■ Selected excerpt ■
For years, IT departments told us to make passwords like this: Tr0ub4dor&3. It looks hard, right? It has numbers, symbols, and weird capitalization.

The problem is that it’s hard for humans to remember, but easy for computers to guess. Computers know that humans swap "o" for "0" and "a" for "@".

Enter: The Dice Method (Diceware)

The "Old School" way, often called Diceware, relies on randomness and length. A long string of random words is mathematically harder to crack than a short string of complex gibberish.

How to do it:

1. Grab a standard 6-sided die.

2. Roll it 5 times to get a 5-digit number (e.g., 4-1-6-2-3).

3. Look up that number in a "Diceware Word List" (easily found online). Let's say it corresponds to the word "Horse".

4. Repeat this process 4 or 5 times.

You end up with a password like:
correct-horse-battery-staple

This password is 25+ characters long. Brute-forcing this would take a supercomputer millions of years, yet you can remember it by visualizing a horse holding a battery and a staple.

Why Length Matters More Than Symbols

Every character you add to your password exponentially increases the difficulty of cracking it.

Using a Password Manager

If the Dice method sounds like too much work, simply use a Password Manager (like Bitwarden or 1Password). These tools generate random garbage like 8#xK9!mP2$Lq and remember it for you.

However, for a PDF you are sending to someone else (like a mortgage broker), you can't use random garbage because they need to type it in. In these cases, the Random Word Method is your best friend. It allows you to call them and say "The password is purple-flying-elephant".

FAQ

Should I reuse my email password for my PDF?

NEVER. If you reuse passwords, a hacker who cracks your Netflix account suddenly has access to your tax returns, your PDFs, and your email. Unique passwords for everything is the golden rule.

■ Problem details ■
Retype the passage on the Diceware password method word for word, from start to finish.

■ Given information ■

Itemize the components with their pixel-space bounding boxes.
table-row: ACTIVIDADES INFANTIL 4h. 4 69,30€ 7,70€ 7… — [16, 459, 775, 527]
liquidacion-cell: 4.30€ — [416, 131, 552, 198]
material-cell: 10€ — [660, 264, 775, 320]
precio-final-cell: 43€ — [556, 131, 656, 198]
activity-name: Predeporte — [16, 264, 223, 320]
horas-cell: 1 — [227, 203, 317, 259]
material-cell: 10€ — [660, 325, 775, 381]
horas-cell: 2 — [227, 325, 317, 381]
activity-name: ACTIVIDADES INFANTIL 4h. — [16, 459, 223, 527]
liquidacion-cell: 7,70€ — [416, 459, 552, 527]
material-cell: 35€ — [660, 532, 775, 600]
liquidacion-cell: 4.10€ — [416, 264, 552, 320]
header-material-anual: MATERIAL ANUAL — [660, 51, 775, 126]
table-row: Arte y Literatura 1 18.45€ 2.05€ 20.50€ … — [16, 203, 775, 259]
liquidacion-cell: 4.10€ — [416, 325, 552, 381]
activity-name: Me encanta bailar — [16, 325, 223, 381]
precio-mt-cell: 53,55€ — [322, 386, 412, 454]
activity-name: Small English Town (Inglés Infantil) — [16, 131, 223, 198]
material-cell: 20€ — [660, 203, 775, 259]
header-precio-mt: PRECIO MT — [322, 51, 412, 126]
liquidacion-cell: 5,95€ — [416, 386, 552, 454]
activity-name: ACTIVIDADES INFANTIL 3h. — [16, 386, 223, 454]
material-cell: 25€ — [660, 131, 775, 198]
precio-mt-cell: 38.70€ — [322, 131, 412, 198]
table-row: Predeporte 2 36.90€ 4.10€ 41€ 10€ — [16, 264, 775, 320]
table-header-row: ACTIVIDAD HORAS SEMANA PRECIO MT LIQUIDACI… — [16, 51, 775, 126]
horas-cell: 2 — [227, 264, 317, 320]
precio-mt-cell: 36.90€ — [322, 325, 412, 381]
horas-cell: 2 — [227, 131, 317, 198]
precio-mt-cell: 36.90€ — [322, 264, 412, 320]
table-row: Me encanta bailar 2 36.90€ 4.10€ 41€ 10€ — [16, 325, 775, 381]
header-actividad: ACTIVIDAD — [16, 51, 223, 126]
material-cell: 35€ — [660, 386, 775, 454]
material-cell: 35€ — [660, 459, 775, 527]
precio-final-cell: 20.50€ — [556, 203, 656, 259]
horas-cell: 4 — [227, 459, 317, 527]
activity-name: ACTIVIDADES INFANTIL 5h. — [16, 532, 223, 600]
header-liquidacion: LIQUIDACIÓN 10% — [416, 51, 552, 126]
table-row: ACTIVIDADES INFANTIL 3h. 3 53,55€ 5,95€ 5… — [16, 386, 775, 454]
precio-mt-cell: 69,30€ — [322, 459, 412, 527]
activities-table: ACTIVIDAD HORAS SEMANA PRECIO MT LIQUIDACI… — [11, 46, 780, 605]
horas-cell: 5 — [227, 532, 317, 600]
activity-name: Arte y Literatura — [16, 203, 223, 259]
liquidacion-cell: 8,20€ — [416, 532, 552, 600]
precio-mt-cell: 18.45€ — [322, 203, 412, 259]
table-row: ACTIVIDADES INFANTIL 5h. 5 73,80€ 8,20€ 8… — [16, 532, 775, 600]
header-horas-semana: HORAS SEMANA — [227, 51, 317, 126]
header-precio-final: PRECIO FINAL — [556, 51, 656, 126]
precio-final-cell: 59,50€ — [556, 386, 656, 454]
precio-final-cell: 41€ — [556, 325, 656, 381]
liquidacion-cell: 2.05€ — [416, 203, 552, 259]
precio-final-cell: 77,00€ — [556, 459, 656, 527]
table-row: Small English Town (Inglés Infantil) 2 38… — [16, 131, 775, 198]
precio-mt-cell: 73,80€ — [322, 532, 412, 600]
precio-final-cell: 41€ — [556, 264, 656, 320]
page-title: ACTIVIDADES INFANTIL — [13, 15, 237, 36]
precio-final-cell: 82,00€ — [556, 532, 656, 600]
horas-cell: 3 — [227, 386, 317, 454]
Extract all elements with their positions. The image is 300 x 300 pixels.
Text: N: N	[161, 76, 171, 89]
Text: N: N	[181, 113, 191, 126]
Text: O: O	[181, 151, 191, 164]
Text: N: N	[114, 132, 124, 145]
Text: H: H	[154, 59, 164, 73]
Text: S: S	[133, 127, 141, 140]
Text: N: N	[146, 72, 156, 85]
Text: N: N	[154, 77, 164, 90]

■ Task answer ■
For years, IT departments told us to make passwords like this: Tr0ub4dor&3. It looks hard, right? It has numbers, symbols, and weird capitalization.

The problem is that it’s hard for humans to remember, but easy for computers to guess. Computers know that humans swap "o" for "0" and "a" for "@".

Enter: The Dice Method (Diceware)

The "Old School" way, often called Diceware, relies on randomness and length. A long string of random words is mathematically harder to crack than a short string of complex gibberish.

How to do it:

1. Grab a standard 6-sided die.

2. Roll it 5 times to get a 5-digit number (e.g., 4-1-6-2-3).

3. Look up that number in a "Diceware Word List" (easily found online). Let's say it corresponds to the word "Horse".

4. Repeat this process 4 or 5 times.

You end up with a password like:
correct-horse-battery-staple

This password is 25+ characters long. Brute-forcing this would take a supercomputer millions of years, yet you can remember it by visualizing a horse holding a battery and a staple.

Why Length Matters More Than Symbols

Every character you add to your password exponentially increases the difficulty of cracking it.

Using a Password Manager

If the Dice method sounds like too much work, simply use a Password Manager (like Bitwarden or 1Password). These tools generate random garbage like 8#xK9!mP2$Lq and remember it for you.

However, for a PDF you are sending to someone else (like a mortgage broker), you can't use random garbage because they need to type it in. In these cases, the Random Word Method is your best friend. It allows you to call them and say "The password is purple-flying-elephant".

FAQ

Should I reuse my email password for my PDF?

NEVER. If you reuse passwords, a hacker who cracks your Netflix account suddenly has access to your tax returns, your PDFs, and your email. Unique passwords for everything is the golden rule.